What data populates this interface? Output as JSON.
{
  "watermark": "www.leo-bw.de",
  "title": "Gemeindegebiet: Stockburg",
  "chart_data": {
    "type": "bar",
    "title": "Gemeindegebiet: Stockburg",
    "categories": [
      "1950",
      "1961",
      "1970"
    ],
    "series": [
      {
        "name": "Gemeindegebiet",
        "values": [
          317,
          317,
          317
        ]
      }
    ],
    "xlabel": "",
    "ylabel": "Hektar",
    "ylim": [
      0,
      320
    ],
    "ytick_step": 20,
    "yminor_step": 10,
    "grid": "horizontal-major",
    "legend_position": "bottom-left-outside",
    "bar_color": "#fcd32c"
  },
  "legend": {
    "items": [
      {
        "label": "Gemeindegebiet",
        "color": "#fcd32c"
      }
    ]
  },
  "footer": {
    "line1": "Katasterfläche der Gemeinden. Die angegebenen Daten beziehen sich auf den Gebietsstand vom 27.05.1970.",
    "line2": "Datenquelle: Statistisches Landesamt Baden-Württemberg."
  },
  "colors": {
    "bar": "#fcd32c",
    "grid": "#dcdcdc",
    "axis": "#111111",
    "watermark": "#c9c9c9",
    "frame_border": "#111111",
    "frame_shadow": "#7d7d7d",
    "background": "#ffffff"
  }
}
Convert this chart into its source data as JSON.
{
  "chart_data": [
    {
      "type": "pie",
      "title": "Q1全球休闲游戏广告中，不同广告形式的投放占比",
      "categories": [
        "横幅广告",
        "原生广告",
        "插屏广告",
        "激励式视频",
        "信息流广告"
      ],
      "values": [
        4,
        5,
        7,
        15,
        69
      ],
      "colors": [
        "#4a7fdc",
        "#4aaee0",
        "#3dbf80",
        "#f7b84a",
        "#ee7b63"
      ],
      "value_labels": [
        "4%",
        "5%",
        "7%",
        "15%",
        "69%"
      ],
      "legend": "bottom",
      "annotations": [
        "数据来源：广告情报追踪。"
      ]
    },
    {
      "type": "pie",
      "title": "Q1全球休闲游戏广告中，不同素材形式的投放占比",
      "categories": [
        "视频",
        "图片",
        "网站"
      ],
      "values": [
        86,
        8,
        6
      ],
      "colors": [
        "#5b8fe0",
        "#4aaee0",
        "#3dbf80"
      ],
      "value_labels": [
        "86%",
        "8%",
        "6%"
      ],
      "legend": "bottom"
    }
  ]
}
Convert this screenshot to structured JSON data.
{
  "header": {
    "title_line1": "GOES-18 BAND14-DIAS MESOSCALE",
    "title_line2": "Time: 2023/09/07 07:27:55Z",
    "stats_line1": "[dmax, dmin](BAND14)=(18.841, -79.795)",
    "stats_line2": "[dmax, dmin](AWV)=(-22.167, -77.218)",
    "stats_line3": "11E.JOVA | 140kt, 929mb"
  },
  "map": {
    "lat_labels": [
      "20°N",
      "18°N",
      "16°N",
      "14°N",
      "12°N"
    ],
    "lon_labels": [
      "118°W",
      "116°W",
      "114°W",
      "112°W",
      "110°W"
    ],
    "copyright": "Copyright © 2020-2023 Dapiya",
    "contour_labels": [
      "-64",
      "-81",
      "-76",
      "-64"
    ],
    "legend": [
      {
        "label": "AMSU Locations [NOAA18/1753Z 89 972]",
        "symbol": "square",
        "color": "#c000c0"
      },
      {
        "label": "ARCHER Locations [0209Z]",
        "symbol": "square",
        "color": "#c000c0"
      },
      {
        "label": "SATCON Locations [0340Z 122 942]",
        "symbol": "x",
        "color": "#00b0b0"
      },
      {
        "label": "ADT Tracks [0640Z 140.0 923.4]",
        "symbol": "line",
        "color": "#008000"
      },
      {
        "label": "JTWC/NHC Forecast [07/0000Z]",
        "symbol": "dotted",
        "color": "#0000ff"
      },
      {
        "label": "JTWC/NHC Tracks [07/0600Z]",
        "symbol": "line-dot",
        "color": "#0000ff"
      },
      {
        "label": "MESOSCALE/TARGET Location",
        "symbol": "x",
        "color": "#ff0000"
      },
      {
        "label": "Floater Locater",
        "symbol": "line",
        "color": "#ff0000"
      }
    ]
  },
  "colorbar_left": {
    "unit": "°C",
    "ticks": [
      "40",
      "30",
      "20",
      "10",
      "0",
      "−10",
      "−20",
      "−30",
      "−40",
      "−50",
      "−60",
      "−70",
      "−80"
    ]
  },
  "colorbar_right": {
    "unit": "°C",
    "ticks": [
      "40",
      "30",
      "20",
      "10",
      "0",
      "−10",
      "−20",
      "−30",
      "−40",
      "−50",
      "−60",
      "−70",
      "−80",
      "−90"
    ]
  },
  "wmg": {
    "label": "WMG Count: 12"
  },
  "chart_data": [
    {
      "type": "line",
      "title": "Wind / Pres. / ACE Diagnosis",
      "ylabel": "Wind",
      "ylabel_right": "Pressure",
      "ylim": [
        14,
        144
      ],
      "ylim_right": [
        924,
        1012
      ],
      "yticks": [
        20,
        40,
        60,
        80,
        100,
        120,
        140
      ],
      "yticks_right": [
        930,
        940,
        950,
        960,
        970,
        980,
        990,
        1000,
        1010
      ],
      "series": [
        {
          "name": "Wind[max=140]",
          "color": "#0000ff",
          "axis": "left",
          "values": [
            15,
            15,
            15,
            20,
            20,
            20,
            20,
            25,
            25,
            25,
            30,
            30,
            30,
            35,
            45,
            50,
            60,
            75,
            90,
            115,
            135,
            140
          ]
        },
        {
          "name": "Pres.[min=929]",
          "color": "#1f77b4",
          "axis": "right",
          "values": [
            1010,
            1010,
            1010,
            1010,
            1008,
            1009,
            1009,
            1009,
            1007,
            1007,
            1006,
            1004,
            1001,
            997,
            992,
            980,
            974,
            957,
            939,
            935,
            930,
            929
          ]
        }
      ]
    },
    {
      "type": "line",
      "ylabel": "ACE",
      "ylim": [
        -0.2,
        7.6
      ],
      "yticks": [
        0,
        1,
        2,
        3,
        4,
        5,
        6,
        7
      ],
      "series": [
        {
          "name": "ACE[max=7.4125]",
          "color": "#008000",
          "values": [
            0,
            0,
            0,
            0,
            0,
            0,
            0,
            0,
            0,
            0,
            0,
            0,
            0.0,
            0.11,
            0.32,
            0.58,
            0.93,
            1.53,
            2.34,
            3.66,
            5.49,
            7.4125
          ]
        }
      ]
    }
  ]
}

## THE EXERCISE
Each record must be repeated exactly as it is.

## FINISHED ANSWER
What data populates this interface? Output as JSON.
{
  "watermark": "www.leo-bw.de",
  "title": "Gemeindegebiet: Stockburg",
  "chart_data": {
    "type": "bar",
    "title": "Gemeindegebiet: Stockburg",
    "categories": [
      "1950",
      "1961",
      "1970"
    ],
    "series": [
      {
        "name": "Gemeindegebiet",
        "values": [
          317,
          317,
          317
        ]
      }
    ],
    "xlabel": "",
    "ylabel": "Hektar",
    "ylim": [
      0,
      320
    ],
    "ytick_step": 20,
    "yminor_step": 10,
    "grid": "horizontal-major",
    "legend_position": "bottom-left-outside",
    "bar_color": "#fcd32c"
  },
  "legend": {
    "items": [
      {
        "label": "Gemeindegebiet",
        "color": "#fcd32c"
      }
    ]
  },
  "footer": {
    "line1": "Katasterfläche der Gemeinden. Die angegebenen Daten beziehen sich auf den Gebietsstand vom 27.05.1970.",
    "line2": "Datenquelle: Statistisches Landesamt Baden-Württemberg."
  },
  "colors": {
    "bar": "#fcd32c",
    "grid": "#dcdcdc",
    "axis": "#111111",
    "watermark": "#c9c9c9",
    "frame_border": "#111111",
    "frame_shadow": "#7d7d7d",
    "background": "#ffffff"
  }
}
Convert this chart into its source data as JSON.
{
  "chart_data": [
    {
      "type": "pie",
      "title": "Q1全球休闲游戏广告中，不同广告形式的投放占比",
      "categories": [
        "横幅广告",
        "原生广告",
        "插屏广告",
        "激励式视频",
        "信息流广告"
      ],
      "values": [
        4,
        5,
        7,
        15,
        69
      ],
      "colors": [
        "#4a7fdc",
        "#4aaee0",
        "#3dbf80",
        "#f7b84a",
        "#ee7b63"
      ],
      "value_labels": [
        "4%",
        "5%",
        "7%",
        "15%",
        "69%"
      ],
      "legend": "bottom",
      "annotations": [
        "数据来源：广告情报追踪。"
      ]
    },
    {
      "type": "pie",
      "title": "Q1全球休闲游戏广告中，不同素材形式的投放占比",
      "categories": [
        "视频",
        "图片",
        "网站"
      ],
      "values": [
        86,
        8,
        6
      ],
      "colors": [
        "#5b8fe0",
        "#4aaee0",
        "#3dbf80"
      ],
      "value_labels": [
        "86%",
        "8%",
        "6%"
      ],
      "legend": "bottom"
    }
  ]
}
Convert this screenshot to structured JSON data.
{
  "header": {
    "title_line1": "GOES-18 BAND14-DIAS MESOSCALE",
    "title_line2": "Time: 2023/09/07 07:27:55Z",
    "stats_line1": "[dmax, dmin](BAND14)=(18.841, -79.795)",
    "stats_line2": "[dmax, dmin](AWV)=(-22.167, -77.218)",
    "stats_line3": "11E.JOVA | 140kt, 929mb"
  },
  "map": {
    "lat_labels": [
      "20°N",
      "18°N",
      "16°N",
      "14°N",
      "12°N"
    ],
    "lon_labels": [
      "118°W",
      "116°W",
      "114°W",
      "112°W",
      "110°W"
    ],
    "copyright": "Copyright © 2020-2023 Dapiya",
    "contour_labels": [
      "-64",
      "-81",
      "-76",
      "-64"
    ],
    "legend": [
      {
        "label": "AMSU Locations [NOAA18/1753Z 89 972]",
        "symbol": "square",
        "color": "#c000c0"
      },
      {
        "label": "ARCHER Locations [0209Z]",
        "symbol": "square",
        "color": "#c000c0"
      },
      {
        "label": "SATCON Locations [0340Z 122 942]",
        "symbol": "x",
        "color": "#00b0b0"
      },
      {
        "label": "ADT Tracks [0640Z 140.0 923.4]",
        "symbol": "line",
        "color": "#008000"
      },
      {
        "label": "JTWC/NHC Forecast [07/0000Z]",
        "symbol": "dotted",
        "color": "#0000ff"
      },
      {
        "label": "JTWC/NHC Tracks [07/0600Z]",
        "symbol": "line-dot",
        "color": "#0000ff"
      },
      {
        "label": "MESOSCALE/TARGET Location",
        "symbol": "x",
        "color": "#ff0000"
      },
      {
        "label": "Floater Locater",
        "symbol": "line",
        "color": "#ff0000"
      }
    ]
  },
  "colorbar_left": {
    "unit": "°C",
    "ticks": [
      "40",
      "30",
      "20",
      "10",
      "0",
      "−10",
      "−20",
      "−30",
      "−40",
      "−50",
      "−60",
      "−70",
      "−80"
    ]
  },
  "colorbar_right": {
    "unit": "°C",
    "ticks": [
      "40",
      "30",
      "20",
      "10",
      "0",
      "−10",
      "−20",
      "−30",
      "−40",
      "−50",
      "−60",
      "−70",
      "−80",
      "−90"
    ]
  },
  "wmg": {
    "label": "WMG Count: 12"
  },
  "chart_data": [
    {
      "type": "line",
      "title": "Wind / Pres. / ACE Diagnosis",
      "ylabel": "Wind",
      "ylabel_right": "Pressure",
      "ylim": [
        14,
        144
      ],
      "ylim_right": [
        924,
        1012
      ],
      "yticks": [
        20,
        40,
        60,
        80,
        100,
        120,
        140
      ],
      "yticks_right": [
        930,
        940,
        950,
        960,
        970,
        980,
        990,
        1000,
        1010
      ],
      "series": [
        {
          "name": "Wind[max=140]",
          "color": "#0000ff",
          "axis": "left",
          "values": [
            15,
            15,
            15,
            20,
            20,
            20,
            20,
            25,
            25,
            25,
            30,
            30,
            30,
            35,
            45,
            50,
            60,
            75,
            90,
            115,
            135,
            140
          ]
        },
        {
          "name": "Pres.[min=929]",
          "color": "#1f77b4",
          "axis": "right",
          "values": [
            1010,
            1010,
            1010,
            1010,
            1008,
            1009,
            1009,
            1009,
            1007,
            1007,
            1006,
            1004,
            1001,
            997,
            992,
            980,
            974,
            957,
            939,
            935,
            930,
            929
          ]
        }
      ]
    },
    {
      "type": "line",
      "ylabel": "ACE",
      "ylim": [
        -0.2,
        7.6
      ],
      "yticks": [
        0,
        1,
        2,
        3,
        4,
        5,
        6,
        7
      ],
      "series": [
        {
          "name": "ACE[max=7.4125]",
          "color": "#008000",
          "values": [
            0,
            0,
            0,
            0,
            0,
            0,
            0,
            0,
            0,
            0,
            0,
            0,
            0.0,
            0.11,
            0.32,
            0.58,
            0.93,
            1.53,
            2.34,
            3.66,
            5.49,
            7.4125
          ]
        }
      ]
    }
  ]
}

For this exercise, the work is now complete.